▶ **EXCERPTED DATA**

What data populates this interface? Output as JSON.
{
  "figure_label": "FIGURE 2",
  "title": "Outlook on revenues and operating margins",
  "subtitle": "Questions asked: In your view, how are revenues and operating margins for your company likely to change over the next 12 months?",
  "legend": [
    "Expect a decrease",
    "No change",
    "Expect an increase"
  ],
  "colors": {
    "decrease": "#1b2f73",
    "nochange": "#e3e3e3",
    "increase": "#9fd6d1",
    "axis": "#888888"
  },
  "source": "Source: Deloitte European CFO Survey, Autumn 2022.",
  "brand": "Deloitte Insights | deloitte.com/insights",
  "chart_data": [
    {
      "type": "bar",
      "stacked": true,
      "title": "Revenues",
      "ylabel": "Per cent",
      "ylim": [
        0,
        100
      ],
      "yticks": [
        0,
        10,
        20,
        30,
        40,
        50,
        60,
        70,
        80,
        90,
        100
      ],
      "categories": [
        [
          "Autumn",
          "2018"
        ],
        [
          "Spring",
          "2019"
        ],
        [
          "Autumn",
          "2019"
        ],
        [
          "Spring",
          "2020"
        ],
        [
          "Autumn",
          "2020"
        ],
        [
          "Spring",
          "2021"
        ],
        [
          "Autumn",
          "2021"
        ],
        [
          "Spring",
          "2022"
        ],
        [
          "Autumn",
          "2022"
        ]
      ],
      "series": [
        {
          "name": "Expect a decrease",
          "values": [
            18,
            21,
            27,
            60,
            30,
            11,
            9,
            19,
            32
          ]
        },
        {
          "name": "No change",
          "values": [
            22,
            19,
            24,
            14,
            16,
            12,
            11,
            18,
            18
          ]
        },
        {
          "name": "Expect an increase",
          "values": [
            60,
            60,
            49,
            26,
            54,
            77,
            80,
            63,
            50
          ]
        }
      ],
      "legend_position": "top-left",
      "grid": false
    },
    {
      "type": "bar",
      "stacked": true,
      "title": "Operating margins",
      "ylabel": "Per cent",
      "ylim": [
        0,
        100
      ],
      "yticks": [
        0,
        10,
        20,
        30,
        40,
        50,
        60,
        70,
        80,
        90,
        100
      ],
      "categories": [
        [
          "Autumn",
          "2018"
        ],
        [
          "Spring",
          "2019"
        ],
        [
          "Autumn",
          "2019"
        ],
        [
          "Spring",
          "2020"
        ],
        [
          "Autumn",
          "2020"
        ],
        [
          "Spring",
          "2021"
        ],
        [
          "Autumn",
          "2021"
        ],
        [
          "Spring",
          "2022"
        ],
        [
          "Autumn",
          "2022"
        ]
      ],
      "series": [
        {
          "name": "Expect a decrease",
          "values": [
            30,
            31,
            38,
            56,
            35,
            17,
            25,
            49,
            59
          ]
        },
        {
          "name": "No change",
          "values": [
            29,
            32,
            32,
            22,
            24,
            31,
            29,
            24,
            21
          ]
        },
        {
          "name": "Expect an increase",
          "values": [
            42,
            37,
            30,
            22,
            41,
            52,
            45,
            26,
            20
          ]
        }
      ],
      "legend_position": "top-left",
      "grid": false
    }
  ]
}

▶ **WHAT IS REQUIRED**
Across the records, count the lines holding the string "Deloitte". Give the number and stop.

▶ **WRITTEN REPLY**
2